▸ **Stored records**
====================

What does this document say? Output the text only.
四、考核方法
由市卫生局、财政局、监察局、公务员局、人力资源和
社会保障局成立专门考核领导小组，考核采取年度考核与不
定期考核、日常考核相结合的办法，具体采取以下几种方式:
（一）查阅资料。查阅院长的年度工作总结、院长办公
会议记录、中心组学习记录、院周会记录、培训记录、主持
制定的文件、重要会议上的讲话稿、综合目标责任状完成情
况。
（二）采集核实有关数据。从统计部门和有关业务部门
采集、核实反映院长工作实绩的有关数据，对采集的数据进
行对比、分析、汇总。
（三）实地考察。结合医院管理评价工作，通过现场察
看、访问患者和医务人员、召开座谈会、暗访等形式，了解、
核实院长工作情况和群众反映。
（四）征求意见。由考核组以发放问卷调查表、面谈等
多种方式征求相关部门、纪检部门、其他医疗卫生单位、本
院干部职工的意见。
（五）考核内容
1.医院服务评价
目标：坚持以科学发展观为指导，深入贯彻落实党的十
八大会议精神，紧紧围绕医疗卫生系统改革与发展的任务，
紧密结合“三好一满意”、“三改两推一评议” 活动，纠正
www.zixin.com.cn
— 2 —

====================

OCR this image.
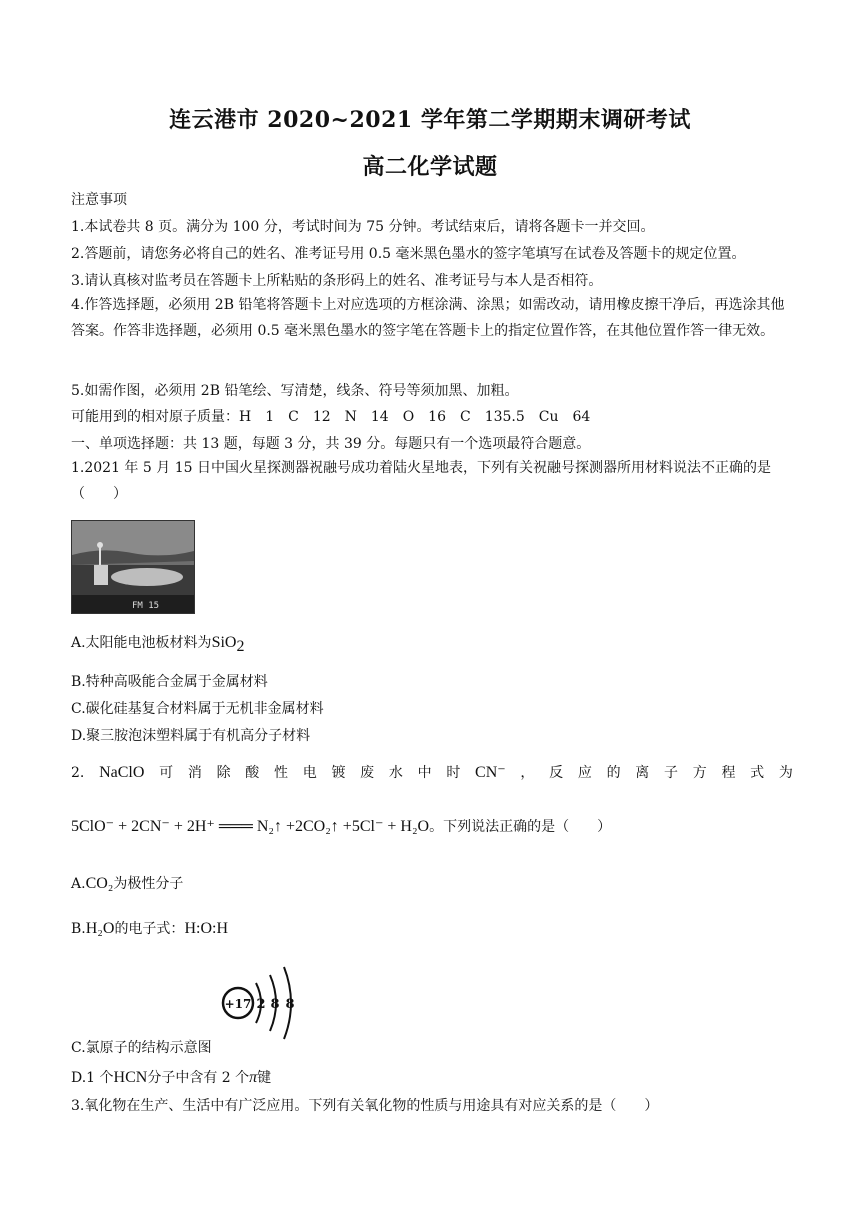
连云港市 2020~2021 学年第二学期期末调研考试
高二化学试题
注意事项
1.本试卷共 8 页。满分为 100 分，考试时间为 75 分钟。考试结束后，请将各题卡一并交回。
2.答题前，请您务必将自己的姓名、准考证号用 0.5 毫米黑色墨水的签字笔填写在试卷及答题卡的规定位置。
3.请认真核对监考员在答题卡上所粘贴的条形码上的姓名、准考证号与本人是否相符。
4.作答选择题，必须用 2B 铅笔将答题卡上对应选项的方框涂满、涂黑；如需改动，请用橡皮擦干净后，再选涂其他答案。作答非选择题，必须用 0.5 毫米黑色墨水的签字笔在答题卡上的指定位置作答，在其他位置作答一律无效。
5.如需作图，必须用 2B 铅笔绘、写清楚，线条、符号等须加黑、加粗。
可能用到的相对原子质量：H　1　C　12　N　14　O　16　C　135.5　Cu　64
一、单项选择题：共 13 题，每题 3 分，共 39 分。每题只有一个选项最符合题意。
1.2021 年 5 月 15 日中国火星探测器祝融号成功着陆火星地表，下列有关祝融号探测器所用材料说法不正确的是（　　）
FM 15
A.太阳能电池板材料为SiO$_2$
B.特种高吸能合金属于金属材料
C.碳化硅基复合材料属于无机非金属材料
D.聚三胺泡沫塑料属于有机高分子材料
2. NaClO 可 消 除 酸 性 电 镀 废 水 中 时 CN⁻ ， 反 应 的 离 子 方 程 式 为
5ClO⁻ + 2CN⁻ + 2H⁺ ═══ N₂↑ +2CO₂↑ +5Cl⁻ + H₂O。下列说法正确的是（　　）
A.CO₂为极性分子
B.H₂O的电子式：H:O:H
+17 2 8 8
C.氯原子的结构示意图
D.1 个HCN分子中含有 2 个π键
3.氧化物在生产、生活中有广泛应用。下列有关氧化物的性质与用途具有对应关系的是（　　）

====================

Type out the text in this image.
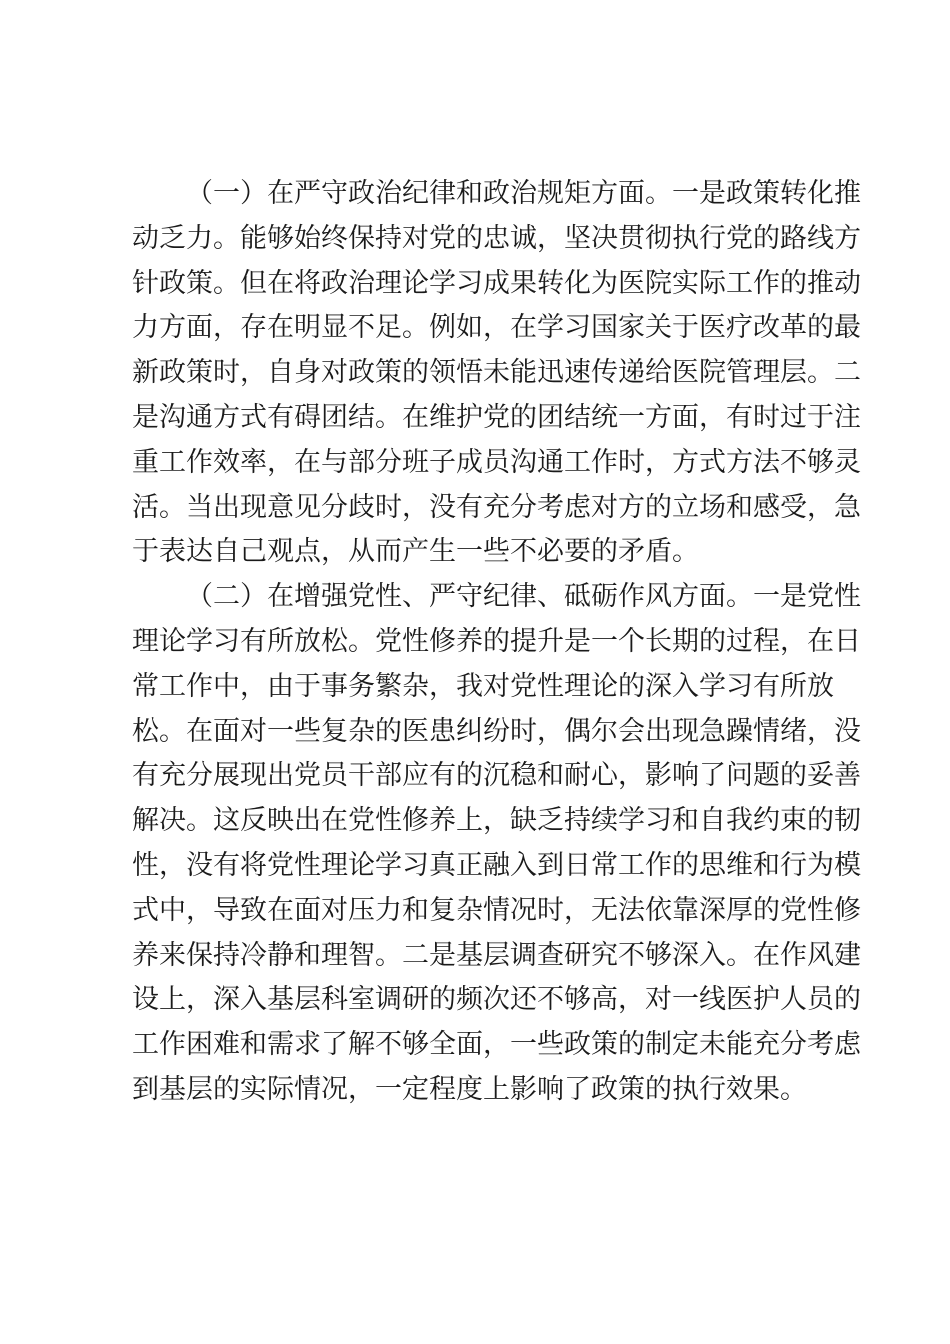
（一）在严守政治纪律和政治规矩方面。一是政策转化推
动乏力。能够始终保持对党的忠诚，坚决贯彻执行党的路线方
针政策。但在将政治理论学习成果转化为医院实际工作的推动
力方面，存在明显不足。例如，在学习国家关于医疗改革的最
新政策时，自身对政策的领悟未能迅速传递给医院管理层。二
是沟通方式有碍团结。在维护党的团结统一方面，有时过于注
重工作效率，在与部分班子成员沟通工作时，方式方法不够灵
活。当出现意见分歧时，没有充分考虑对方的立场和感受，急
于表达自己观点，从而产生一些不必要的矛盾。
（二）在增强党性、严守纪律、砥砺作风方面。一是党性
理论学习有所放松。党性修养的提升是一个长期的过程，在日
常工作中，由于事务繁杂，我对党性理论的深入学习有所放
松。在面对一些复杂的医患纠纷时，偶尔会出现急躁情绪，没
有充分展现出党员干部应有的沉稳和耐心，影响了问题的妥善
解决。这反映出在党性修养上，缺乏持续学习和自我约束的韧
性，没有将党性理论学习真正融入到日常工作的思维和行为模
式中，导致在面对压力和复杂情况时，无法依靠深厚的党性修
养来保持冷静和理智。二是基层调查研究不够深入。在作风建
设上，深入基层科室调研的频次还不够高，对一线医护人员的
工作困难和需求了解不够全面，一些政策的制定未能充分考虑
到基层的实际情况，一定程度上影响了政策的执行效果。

====================

▸ **Job**
Return every line of the preceding records in which the word "image" appears.

▸ **Solution to this task**
OCR this image.
Type out the text in this image.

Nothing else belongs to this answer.